** START Given information **
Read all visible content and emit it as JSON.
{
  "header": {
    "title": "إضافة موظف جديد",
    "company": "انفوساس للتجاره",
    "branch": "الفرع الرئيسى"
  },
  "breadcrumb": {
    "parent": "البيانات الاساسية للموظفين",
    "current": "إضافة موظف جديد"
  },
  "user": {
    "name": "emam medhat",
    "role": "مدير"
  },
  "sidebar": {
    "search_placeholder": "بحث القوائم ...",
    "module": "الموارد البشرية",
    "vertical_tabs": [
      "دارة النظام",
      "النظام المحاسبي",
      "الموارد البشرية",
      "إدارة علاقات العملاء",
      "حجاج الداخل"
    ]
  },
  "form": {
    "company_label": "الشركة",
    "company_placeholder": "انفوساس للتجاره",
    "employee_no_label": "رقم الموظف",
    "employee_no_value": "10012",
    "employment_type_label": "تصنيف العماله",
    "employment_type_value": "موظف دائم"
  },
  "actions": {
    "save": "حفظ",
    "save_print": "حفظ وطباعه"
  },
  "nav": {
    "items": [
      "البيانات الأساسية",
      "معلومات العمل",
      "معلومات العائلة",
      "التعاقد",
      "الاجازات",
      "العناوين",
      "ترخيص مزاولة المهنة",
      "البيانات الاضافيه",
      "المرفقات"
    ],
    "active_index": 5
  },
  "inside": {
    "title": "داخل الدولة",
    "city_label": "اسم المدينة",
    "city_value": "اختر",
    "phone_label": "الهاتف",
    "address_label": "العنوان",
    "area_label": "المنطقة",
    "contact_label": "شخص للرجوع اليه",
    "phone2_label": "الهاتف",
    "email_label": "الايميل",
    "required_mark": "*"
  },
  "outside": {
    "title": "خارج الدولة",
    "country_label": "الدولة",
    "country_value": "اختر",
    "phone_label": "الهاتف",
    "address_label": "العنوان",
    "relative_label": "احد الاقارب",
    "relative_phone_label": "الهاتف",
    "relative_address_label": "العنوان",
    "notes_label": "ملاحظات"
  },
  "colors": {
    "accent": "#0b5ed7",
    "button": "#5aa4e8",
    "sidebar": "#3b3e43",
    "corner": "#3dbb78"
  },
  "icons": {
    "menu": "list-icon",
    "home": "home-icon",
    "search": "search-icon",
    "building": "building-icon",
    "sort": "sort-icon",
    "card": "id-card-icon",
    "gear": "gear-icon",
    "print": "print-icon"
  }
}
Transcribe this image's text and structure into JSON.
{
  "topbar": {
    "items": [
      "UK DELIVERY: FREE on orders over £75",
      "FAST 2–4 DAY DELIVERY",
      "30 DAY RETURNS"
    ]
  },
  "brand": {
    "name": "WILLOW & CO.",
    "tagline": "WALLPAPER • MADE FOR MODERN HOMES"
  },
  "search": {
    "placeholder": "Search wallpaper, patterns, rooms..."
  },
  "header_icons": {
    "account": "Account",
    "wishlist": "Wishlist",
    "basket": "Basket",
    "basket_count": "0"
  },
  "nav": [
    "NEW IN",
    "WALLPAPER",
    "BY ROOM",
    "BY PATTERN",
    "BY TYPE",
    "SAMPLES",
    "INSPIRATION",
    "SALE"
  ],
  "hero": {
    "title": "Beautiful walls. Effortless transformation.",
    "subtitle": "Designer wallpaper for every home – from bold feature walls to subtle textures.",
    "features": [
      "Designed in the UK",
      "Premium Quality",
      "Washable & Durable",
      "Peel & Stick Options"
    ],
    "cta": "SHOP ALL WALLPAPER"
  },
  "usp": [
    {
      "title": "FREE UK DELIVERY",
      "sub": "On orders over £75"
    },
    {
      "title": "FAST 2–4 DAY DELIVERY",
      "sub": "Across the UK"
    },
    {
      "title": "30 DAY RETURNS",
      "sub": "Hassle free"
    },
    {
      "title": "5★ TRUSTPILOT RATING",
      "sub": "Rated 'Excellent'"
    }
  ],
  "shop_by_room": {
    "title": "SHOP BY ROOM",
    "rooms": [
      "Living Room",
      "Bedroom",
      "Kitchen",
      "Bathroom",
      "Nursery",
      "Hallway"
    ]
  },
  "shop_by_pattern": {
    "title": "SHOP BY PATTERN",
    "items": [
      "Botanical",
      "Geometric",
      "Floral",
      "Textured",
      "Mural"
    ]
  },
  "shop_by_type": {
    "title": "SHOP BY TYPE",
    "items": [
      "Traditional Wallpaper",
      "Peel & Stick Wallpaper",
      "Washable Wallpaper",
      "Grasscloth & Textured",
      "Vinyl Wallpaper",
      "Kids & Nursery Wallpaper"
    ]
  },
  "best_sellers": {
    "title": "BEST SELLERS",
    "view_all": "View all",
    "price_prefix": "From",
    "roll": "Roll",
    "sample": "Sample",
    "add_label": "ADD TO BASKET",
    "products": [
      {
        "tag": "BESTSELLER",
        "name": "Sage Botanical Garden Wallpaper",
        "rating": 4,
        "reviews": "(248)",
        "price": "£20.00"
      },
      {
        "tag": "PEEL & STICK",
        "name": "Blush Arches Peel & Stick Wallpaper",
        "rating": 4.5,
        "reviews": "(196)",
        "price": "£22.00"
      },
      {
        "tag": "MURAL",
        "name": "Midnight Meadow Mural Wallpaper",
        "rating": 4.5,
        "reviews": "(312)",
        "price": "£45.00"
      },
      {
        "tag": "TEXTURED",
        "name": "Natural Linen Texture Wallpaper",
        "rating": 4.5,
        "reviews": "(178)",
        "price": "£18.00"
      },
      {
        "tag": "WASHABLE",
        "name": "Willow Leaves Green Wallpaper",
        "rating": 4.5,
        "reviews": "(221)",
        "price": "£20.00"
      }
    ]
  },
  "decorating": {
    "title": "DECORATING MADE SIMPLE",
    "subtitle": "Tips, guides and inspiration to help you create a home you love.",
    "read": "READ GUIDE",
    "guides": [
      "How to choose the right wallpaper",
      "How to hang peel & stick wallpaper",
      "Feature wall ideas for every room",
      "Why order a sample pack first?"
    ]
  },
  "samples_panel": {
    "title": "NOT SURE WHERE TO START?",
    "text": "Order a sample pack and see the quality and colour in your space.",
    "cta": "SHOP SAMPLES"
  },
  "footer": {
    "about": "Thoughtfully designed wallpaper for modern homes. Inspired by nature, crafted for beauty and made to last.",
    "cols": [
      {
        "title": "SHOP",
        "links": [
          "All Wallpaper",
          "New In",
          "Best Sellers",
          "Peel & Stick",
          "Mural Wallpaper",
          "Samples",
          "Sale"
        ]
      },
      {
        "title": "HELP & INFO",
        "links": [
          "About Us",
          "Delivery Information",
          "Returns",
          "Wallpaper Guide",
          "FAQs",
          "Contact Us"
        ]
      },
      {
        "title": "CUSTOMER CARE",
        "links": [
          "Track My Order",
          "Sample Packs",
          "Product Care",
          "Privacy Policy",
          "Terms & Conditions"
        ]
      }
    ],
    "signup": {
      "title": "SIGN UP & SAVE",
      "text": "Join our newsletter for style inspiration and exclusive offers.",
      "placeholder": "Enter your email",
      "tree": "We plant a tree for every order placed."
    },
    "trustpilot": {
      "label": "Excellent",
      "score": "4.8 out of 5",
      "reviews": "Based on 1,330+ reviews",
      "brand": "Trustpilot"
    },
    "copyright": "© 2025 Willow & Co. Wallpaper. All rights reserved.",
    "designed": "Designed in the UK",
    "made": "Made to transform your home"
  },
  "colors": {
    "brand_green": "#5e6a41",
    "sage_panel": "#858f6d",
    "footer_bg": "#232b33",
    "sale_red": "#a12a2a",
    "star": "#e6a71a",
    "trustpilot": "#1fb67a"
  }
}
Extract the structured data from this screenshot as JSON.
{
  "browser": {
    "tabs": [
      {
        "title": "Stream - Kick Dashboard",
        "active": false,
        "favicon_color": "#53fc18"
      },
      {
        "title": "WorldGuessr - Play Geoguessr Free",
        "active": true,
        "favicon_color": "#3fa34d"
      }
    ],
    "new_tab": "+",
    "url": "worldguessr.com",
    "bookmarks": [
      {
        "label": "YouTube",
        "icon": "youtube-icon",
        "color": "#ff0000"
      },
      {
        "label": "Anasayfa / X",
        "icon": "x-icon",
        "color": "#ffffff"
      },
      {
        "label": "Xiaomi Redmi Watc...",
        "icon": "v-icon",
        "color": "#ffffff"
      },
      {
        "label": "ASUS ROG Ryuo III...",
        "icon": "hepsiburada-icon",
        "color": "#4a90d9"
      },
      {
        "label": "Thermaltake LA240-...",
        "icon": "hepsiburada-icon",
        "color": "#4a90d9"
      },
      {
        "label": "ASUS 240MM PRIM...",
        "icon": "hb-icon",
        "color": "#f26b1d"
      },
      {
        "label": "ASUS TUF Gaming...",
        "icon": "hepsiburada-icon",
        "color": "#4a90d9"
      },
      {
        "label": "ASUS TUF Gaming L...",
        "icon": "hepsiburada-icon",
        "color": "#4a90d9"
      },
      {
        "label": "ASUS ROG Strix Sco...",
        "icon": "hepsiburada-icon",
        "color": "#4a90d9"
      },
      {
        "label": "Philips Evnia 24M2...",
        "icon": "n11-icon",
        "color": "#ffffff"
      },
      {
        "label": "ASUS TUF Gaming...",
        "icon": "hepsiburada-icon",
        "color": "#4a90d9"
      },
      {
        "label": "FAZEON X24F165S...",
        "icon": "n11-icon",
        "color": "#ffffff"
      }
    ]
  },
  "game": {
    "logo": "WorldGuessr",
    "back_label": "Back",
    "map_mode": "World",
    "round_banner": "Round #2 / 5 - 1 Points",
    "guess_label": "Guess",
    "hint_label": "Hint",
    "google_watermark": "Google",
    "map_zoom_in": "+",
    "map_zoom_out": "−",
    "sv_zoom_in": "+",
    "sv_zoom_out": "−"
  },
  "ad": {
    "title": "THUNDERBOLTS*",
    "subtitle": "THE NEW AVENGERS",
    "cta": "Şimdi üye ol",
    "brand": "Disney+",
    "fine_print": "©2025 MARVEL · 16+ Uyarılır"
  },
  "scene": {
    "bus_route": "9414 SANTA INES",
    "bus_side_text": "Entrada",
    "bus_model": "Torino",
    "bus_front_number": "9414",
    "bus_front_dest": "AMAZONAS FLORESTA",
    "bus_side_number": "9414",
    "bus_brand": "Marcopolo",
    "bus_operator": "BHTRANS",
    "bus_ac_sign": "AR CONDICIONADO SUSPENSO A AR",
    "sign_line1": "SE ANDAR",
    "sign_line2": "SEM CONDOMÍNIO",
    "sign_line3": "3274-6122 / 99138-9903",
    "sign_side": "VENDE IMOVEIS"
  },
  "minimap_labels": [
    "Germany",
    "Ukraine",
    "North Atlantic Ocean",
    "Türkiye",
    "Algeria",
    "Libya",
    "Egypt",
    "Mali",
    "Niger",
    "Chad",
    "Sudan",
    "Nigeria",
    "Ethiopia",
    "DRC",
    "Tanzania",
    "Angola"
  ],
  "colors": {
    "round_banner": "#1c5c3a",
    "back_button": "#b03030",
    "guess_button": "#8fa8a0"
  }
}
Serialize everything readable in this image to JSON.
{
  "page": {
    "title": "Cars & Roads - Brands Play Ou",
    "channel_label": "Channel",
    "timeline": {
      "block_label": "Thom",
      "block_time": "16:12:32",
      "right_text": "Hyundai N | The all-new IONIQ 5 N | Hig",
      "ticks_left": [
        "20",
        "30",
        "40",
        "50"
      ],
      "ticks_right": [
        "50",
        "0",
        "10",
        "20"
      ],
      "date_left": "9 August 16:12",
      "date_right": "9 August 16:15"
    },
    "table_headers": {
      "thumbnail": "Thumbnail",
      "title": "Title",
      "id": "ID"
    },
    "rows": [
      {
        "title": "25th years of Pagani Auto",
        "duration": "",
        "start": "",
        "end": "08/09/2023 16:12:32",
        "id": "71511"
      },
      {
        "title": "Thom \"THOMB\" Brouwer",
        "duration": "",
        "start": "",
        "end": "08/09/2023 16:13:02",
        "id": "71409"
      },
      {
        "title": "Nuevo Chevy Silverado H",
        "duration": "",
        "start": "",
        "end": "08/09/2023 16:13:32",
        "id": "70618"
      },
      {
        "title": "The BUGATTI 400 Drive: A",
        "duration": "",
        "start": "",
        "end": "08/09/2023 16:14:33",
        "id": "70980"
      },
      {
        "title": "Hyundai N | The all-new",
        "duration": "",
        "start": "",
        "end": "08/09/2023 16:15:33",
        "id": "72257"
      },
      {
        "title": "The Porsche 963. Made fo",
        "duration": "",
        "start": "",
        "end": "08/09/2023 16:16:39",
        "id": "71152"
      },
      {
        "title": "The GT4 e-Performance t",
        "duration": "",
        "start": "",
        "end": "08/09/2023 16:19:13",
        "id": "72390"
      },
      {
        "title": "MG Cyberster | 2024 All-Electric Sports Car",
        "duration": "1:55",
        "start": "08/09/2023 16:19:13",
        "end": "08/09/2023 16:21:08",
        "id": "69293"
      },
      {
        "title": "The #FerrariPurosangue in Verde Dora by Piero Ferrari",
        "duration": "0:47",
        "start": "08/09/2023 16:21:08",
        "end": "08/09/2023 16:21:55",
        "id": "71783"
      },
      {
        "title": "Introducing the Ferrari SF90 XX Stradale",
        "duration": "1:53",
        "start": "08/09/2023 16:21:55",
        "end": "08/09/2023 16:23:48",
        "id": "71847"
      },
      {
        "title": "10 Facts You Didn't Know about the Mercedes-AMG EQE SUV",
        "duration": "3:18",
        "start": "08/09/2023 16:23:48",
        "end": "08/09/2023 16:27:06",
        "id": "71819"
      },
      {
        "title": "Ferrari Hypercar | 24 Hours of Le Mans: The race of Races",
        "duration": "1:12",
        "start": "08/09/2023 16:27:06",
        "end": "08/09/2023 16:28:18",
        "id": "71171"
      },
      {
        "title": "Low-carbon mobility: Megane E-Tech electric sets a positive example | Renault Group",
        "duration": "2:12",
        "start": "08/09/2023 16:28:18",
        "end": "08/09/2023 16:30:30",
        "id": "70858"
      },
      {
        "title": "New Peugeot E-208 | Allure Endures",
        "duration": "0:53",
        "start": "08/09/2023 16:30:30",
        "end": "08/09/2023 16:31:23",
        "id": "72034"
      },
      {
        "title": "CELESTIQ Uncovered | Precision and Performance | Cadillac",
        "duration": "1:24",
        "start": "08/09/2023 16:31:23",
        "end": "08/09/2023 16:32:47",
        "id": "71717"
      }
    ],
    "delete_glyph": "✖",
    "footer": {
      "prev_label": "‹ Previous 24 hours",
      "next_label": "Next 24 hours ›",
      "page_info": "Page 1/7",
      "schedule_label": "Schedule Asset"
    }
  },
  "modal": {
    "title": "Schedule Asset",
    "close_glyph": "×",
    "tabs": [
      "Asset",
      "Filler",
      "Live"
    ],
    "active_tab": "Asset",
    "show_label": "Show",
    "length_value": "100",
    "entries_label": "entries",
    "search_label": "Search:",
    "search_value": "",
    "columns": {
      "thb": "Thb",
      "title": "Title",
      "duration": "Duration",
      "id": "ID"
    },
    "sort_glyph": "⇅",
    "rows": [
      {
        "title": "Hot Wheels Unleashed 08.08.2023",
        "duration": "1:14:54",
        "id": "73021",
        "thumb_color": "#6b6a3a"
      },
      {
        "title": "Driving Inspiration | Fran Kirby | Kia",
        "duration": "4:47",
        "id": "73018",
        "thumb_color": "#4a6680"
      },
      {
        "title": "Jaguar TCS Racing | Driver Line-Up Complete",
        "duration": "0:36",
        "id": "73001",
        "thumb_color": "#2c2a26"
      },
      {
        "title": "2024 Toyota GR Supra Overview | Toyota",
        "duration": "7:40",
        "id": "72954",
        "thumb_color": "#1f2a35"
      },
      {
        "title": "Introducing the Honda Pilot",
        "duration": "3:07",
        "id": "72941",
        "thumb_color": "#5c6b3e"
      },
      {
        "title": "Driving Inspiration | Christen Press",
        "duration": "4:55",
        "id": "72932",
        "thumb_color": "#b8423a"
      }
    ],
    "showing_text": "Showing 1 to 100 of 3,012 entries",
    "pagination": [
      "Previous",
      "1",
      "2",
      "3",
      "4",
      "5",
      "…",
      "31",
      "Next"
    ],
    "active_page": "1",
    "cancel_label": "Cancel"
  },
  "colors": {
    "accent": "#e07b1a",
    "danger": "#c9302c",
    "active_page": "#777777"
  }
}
** END Given information **
Written exercise: Search the listing for the word "JSON". Copy every line in which it occurs.

Task output:
Read all visible content and emit it as JSON.
Transcribe this image's text and structure into JSON.
Extract the structured data from this screenshot as JSON.
Serialize everything readable in this image to JSON.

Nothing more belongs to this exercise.